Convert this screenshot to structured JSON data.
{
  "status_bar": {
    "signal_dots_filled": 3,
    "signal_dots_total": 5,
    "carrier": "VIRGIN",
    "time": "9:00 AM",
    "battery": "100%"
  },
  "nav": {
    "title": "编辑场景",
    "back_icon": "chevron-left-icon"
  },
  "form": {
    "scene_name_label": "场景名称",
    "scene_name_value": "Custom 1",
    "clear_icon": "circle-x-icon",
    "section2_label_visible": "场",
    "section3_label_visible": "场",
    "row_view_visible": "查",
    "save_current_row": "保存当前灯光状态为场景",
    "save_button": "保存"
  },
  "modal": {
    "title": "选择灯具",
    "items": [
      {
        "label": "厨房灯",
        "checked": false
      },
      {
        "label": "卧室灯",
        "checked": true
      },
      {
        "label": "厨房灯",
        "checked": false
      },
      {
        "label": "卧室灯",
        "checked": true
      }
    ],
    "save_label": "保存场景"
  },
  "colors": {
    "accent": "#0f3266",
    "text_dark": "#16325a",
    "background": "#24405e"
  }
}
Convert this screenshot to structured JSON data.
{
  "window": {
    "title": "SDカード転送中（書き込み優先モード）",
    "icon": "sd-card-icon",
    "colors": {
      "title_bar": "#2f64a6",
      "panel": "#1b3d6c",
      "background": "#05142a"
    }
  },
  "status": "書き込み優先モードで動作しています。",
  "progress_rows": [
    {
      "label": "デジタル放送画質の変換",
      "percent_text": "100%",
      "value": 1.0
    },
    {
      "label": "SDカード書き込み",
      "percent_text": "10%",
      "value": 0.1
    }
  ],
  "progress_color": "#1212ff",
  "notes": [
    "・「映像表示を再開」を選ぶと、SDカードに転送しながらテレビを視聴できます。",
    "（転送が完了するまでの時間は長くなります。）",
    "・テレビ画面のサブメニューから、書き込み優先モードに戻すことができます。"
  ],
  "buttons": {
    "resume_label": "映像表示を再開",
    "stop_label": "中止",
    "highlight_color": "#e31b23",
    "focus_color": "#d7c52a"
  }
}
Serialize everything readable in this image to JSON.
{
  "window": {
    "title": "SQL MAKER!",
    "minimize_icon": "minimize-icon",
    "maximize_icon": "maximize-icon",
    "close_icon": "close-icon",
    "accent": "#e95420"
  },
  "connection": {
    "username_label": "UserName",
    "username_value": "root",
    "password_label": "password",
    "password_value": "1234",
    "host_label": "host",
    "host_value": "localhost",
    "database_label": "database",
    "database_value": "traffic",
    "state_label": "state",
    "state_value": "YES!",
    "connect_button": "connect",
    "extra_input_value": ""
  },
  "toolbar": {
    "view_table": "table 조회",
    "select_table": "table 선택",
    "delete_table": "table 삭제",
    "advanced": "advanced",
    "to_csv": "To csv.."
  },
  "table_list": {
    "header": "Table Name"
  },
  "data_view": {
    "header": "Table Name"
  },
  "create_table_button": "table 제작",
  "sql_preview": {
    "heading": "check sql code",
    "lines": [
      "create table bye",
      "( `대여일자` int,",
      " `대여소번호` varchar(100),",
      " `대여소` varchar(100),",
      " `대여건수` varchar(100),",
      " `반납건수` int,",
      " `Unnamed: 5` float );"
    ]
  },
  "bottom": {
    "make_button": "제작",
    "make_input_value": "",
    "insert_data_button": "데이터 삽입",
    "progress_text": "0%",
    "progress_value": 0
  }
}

───

| BRIEF |
The listing above should be transcribed in full, exactly as written.

| EXERCISE SOLUTION |
Convert this screenshot to structured JSON data.
{
  "status_bar": {
    "signal_dots_filled": 3,
    "signal_dots_total": 5,
    "carrier": "VIRGIN",
    "time": "9:00 AM",
    "battery": "100%"
  },
  "nav": {
    "title": "编辑场景",
    "back_icon": "chevron-left-icon"
  },
  "form": {
    "scene_name_label": "场景名称",
    "scene_name_value": "Custom 1",
    "clear_icon": "circle-x-icon",
    "section2_label_visible": "场",
    "section3_label_visible": "场",
    "row_view_visible": "查",
    "save_current_row": "保存当前灯光状态为场景",
    "save_button": "保存"
  },
  "modal": {
    "title": "选择灯具",
    "items": [
      {
        "label": "厨房灯",
        "checked": false
      },
      {
        "label": "卧室灯",
        "checked": true
      },
      {
        "label": "厨房灯",
        "checked": false
      },
      {
        "label": "卧室灯",
        "checked": true
      }
    ],
    "save_label": "保存场景"
  },
  "colors": {
    "accent": "#0f3266",
    "text_dark": "#16325a",
    "background": "#24405e"
  }
}
Convert this screenshot to structured JSON data.
{
  "window": {
    "title": "SDカード転送中（書き込み優先モード）",
    "icon": "sd-card-icon",
    "colors": {
      "title_bar": "#2f64a6",
      "panel": "#1b3d6c",
      "background": "#05142a"
    }
  },
  "status": "書き込み優先モードで動作しています。",
  "progress_rows": [
    {
      "label": "デジタル放送画質の変換",
      "percent_text": "100%",
      "value": 1.0
    },
    {
      "label": "SDカード書き込み",
      "percent_text": "10%",
      "value": 0.1
    }
  ],
  "progress_color": "#1212ff",
  "notes": [
    "・「映像表示を再開」を選ぶと、SDカードに転送しながらテレビを視聴できます。",
    "（転送が完了するまでの時間は長くなります。）",
    "・テレビ画面のサブメニューから、書き込み優先モードに戻すことができます。"
  ],
  "buttons": {
    "resume_label": "映像表示を再開",
    "stop_label": "中止",
    "highlight_color": "#e31b23",
    "focus_color": "#d7c52a"
  }
}
Serialize everything readable in this image to JSON.
{
  "window": {
    "title": "SQL MAKER!",
    "minimize_icon": "minimize-icon",
    "maximize_icon": "maximize-icon",
    "close_icon": "close-icon",
    "accent": "#e95420"
  },
  "connection": {
    "username_label": "UserName",
    "username_value": "root",
    "password_label": "password",
    "password_value": "1234",
    "host_label": "host",
    "host_value": "localhost",
    "database_label": "database",
    "database_value": "traffic",
    "state_label": "state",
    "state_value": "YES!",
    "connect_button": "connect",
    "extra_input_value": ""
  },
  "toolbar": {
    "view_table": "table 조회",
    "select_table": "table 선택",
    "delete_table": "table 삭제",
    "advanced": "advanced",
    "to_csv": "To csv.."
  },
  "table_list": {
    "header": "Table Name"
  },
  "data_view": {
    "header": "Table Name"
  },
  "create_table_button": "table 제작",
  "sql_preview": {
    "heading": "check sql code",
    "lines": [
      "create table bye",
      "( `대여일자` int,",
      " `대여소번호` varchar(100),",
      " `대여소` varchar(100),",
      " `대여건수` varchar(100),",
      " `반납건수` int,",
      " `Unnamed: 5` float );"
    ]
  },
  "bottom": {
    "make_button": "제작",
    "make_input_value": "",
    "insert_data_button": "데이터 삽입",
    "progress_text": "0%",
    "progress_value": 0
  }
}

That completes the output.